Lines of data
■ ■ ■ ■ ■ ■ ■
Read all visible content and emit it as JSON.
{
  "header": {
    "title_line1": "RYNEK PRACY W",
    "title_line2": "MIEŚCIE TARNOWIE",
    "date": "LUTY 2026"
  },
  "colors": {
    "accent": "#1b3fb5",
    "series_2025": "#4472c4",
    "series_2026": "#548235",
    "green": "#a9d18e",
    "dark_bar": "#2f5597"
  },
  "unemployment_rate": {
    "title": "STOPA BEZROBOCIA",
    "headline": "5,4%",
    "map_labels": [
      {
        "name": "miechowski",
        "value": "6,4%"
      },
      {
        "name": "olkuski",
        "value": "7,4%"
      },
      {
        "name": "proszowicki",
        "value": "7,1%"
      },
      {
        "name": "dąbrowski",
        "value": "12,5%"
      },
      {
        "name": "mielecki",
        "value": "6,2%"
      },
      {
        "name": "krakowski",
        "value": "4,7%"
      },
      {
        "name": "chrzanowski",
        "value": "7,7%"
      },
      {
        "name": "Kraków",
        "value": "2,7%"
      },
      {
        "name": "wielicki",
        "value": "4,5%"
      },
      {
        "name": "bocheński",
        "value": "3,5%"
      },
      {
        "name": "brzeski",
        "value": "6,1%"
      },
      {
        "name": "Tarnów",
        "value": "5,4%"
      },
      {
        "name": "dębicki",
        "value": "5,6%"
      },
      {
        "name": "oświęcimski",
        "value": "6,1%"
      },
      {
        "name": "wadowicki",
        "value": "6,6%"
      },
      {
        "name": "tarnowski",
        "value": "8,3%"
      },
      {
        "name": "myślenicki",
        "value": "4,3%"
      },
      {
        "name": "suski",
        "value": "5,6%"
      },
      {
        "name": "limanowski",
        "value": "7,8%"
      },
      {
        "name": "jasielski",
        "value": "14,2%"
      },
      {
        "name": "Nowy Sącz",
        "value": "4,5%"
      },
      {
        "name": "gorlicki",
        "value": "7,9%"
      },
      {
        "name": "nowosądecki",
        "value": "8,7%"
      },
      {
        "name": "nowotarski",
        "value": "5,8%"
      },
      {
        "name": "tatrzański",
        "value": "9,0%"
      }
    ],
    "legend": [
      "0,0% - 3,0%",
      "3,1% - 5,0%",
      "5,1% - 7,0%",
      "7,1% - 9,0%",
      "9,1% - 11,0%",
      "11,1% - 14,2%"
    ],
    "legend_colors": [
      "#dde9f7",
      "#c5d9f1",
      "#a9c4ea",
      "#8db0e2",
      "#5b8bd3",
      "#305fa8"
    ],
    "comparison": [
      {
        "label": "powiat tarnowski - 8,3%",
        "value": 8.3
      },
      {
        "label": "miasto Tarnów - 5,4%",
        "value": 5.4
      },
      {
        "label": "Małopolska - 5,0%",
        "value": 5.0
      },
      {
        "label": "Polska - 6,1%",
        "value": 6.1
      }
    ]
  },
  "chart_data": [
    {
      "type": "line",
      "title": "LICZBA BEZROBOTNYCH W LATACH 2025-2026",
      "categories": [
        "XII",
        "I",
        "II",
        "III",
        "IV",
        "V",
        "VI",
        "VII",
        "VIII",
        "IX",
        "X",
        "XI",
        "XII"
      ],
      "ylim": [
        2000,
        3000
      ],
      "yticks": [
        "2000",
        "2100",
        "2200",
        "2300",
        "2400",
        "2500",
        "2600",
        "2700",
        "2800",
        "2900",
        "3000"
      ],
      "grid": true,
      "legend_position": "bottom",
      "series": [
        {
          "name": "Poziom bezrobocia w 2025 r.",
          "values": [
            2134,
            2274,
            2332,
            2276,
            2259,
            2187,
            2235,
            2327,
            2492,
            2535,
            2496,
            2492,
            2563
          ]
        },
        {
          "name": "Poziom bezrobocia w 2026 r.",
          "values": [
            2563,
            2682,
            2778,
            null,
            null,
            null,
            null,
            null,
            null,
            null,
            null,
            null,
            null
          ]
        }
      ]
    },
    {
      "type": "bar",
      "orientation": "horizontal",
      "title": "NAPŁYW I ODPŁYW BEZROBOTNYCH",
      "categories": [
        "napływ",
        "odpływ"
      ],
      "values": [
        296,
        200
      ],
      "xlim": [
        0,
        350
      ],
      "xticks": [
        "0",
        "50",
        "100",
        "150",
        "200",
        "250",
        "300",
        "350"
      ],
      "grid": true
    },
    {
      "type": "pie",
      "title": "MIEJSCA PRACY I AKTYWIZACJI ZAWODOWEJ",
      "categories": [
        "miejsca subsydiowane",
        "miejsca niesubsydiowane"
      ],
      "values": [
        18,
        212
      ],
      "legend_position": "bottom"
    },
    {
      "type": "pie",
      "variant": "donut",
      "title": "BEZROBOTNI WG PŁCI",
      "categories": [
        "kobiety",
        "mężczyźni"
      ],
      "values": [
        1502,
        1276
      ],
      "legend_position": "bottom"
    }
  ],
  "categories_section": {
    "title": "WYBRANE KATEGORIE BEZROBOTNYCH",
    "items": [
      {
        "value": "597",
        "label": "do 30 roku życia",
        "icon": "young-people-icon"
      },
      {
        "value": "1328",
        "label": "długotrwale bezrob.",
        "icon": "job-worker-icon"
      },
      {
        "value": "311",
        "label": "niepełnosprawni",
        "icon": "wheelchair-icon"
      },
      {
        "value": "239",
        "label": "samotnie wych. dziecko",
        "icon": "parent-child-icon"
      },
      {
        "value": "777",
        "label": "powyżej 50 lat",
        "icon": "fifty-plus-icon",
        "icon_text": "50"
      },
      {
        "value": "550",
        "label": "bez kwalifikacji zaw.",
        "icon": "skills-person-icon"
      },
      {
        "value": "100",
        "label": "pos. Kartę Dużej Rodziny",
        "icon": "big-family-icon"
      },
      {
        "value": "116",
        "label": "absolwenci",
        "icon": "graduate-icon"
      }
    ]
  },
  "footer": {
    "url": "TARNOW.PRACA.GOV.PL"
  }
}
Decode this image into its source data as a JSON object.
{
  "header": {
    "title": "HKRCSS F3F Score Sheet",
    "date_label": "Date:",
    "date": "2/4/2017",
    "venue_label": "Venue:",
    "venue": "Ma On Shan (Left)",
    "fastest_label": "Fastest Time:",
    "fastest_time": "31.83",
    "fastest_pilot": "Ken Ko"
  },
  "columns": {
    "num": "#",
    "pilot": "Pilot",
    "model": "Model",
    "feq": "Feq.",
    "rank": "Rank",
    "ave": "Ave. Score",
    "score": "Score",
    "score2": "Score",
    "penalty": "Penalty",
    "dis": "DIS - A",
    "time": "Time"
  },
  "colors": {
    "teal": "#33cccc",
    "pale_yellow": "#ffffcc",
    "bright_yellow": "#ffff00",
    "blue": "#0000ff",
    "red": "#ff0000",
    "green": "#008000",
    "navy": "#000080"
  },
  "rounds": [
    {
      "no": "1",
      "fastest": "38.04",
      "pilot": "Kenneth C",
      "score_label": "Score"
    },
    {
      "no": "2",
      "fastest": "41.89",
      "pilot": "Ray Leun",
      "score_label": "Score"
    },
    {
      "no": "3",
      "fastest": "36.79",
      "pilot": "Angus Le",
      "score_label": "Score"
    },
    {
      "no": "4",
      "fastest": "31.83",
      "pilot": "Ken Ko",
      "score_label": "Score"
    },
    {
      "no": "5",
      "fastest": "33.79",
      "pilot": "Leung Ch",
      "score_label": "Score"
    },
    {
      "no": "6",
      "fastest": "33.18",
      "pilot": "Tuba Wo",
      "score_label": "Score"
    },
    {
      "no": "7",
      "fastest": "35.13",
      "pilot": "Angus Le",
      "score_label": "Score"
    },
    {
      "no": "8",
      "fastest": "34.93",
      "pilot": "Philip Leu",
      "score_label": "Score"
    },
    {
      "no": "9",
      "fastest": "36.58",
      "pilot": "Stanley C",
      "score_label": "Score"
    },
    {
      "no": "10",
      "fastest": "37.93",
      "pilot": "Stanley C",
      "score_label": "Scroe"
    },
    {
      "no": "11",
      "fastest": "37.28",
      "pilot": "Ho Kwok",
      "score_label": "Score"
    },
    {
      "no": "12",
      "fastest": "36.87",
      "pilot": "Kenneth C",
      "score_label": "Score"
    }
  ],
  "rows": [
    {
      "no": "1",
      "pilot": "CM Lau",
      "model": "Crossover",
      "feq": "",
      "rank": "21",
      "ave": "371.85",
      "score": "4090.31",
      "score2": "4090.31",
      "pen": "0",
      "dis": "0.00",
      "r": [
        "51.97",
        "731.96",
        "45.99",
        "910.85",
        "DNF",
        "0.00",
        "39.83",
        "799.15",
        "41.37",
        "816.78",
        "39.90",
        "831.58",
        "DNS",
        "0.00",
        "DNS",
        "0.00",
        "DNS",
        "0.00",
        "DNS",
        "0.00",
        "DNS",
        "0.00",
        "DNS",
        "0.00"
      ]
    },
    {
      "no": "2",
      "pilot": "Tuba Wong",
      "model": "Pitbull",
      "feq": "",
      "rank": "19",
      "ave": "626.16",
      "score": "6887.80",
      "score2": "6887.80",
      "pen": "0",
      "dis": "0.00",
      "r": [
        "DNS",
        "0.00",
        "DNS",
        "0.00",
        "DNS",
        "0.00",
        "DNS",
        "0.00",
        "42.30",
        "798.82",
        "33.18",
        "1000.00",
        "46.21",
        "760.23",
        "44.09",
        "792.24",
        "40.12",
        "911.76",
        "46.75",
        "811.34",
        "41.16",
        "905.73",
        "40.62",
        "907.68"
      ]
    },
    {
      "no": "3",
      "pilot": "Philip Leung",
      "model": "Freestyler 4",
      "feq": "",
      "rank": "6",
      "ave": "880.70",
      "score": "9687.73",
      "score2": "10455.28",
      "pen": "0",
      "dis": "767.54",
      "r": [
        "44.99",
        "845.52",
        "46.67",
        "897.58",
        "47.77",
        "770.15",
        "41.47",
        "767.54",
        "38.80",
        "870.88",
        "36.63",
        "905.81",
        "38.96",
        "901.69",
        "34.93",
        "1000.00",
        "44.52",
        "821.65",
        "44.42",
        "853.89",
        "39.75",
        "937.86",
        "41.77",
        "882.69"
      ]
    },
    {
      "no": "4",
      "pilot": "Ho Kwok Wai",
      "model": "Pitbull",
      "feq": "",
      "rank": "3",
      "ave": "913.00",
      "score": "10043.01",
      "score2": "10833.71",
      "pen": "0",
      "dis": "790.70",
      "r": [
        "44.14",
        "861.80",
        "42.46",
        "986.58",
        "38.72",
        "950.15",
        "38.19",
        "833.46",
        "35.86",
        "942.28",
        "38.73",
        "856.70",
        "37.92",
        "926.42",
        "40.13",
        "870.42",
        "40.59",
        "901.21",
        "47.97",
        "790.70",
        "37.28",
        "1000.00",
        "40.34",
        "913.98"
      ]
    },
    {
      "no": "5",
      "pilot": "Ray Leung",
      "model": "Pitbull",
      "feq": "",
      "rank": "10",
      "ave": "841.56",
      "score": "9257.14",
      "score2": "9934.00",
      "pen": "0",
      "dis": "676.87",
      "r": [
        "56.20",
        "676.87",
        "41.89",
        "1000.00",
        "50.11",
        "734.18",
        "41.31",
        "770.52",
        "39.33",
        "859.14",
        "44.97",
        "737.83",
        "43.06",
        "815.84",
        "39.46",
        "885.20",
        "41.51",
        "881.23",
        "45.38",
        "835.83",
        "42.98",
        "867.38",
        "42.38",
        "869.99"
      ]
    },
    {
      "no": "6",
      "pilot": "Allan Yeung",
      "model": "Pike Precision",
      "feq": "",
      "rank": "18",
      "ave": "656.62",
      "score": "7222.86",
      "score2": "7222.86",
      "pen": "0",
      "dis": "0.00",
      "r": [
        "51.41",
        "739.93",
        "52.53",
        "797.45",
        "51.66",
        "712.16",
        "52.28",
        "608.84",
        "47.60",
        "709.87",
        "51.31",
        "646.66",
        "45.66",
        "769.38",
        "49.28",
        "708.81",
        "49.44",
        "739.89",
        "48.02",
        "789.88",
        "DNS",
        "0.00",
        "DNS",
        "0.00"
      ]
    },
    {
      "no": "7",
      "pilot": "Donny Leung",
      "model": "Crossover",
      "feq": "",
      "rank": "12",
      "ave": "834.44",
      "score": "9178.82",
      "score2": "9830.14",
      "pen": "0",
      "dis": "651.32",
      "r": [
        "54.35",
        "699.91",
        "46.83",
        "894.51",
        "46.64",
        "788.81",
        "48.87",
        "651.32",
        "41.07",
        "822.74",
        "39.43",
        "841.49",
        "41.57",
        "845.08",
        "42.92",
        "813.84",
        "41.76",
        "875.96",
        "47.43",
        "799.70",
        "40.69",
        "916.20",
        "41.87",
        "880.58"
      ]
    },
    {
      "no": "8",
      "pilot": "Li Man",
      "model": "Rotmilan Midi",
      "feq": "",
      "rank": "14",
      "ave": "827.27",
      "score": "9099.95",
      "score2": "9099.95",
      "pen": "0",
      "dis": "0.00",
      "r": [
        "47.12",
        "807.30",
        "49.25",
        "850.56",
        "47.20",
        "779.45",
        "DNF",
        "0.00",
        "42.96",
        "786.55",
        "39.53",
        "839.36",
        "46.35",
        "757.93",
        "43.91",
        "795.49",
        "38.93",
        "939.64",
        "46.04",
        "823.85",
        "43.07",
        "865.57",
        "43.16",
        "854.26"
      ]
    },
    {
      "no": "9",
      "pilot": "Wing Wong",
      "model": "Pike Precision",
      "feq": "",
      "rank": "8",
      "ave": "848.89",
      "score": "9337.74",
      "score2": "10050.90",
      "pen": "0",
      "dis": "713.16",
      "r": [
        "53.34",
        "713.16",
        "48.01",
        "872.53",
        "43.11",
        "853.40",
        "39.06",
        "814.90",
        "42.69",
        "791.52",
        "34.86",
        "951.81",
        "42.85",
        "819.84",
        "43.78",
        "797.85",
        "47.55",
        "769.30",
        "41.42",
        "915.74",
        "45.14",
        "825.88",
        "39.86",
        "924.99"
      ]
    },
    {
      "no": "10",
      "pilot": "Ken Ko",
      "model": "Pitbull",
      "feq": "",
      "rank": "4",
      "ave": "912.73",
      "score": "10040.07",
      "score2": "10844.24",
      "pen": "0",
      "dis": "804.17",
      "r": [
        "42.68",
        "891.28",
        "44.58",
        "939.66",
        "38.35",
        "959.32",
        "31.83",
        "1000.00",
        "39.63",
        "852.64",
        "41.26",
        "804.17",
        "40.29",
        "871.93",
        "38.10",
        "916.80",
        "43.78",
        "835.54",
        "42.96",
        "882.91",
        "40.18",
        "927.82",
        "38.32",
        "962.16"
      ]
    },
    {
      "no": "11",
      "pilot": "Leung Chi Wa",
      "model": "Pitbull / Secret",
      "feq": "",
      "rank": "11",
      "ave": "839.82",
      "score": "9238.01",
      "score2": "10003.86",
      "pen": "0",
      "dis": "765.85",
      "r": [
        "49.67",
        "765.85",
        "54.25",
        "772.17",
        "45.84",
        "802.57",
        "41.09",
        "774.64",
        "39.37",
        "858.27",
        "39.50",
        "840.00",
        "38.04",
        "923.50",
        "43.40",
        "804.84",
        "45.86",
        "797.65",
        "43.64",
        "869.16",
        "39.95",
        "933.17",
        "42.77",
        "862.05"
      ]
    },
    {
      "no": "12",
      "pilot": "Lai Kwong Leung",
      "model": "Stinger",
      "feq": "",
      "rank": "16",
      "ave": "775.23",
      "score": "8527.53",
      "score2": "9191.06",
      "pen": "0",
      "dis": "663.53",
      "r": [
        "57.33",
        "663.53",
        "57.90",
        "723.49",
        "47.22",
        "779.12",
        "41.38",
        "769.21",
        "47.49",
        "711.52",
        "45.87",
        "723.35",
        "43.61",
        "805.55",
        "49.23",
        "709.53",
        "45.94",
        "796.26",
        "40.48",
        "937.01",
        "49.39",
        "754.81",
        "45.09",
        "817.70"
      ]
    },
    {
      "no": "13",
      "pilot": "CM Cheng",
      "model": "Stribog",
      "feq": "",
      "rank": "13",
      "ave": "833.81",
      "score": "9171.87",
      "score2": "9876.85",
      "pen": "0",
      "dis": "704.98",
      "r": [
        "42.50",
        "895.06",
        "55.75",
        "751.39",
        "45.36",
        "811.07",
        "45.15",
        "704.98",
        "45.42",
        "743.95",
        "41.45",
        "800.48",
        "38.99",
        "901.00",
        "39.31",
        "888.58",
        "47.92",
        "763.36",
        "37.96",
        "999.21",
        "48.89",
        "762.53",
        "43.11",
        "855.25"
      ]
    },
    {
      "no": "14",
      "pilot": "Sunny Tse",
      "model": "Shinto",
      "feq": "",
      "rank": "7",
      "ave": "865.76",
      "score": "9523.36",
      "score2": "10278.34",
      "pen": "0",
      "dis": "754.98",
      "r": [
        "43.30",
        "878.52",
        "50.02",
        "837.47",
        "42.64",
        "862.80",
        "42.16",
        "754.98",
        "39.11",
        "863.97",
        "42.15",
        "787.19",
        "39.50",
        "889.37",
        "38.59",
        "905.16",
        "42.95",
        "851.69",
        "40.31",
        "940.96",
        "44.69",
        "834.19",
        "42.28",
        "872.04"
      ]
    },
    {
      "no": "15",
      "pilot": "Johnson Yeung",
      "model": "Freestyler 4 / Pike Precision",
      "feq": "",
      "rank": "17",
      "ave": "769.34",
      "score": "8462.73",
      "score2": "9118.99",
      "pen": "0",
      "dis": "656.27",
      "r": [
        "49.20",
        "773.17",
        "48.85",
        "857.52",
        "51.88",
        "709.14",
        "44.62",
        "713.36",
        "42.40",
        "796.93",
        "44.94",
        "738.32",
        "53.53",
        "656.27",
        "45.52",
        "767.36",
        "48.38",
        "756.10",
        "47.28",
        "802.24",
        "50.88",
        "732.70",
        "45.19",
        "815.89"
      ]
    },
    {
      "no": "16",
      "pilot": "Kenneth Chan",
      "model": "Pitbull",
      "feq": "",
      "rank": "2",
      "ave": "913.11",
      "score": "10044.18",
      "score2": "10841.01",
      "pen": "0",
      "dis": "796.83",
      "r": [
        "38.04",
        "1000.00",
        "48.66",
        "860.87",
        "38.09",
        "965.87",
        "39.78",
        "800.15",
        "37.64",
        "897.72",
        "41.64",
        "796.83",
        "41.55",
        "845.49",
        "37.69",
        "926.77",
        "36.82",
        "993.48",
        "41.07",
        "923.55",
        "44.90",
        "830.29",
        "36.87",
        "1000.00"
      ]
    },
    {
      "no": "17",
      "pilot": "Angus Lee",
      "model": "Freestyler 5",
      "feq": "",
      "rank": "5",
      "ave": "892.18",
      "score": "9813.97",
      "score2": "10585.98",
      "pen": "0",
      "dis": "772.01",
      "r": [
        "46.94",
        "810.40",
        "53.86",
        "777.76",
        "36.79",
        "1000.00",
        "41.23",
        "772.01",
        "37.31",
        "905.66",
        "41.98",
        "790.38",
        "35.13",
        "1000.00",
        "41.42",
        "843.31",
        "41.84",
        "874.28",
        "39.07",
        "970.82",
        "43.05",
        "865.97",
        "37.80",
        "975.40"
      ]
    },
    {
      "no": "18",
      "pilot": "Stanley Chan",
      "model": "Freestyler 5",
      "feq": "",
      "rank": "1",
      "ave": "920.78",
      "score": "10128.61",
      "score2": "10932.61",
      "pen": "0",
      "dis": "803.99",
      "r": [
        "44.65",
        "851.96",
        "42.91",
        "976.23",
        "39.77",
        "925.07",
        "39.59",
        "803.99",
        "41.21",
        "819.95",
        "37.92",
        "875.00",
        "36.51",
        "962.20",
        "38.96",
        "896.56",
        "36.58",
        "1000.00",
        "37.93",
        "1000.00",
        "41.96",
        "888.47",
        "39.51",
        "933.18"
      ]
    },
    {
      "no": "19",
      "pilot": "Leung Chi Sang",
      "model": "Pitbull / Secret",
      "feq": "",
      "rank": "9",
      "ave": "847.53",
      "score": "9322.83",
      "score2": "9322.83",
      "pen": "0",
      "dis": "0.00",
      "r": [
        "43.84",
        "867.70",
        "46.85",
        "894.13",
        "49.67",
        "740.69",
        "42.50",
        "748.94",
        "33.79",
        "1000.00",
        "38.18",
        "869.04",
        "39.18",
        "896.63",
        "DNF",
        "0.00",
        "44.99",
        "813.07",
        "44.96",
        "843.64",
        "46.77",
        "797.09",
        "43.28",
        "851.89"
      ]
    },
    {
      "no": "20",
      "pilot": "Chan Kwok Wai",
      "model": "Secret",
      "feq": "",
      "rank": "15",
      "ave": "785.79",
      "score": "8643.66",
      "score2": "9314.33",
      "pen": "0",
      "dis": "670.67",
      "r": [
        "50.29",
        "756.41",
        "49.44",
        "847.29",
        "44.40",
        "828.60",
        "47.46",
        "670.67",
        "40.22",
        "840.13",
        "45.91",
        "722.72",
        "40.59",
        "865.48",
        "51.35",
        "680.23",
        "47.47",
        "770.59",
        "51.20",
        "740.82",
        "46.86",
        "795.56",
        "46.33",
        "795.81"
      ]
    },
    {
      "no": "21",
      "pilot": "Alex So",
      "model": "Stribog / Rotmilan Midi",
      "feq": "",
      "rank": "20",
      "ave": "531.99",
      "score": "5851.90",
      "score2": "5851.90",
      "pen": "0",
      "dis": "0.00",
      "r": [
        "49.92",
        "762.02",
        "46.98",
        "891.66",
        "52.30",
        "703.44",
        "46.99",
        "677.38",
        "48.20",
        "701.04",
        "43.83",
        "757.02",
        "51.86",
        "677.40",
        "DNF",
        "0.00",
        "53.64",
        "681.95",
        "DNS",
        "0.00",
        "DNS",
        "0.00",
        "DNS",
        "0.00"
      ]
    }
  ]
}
■ ■ ■ ■ ■ ■ ■
* WHAT YOU WILL DO: Tell how many lines in the material above include the word "Leung", giving the number only.

* FINAL RESULT: 7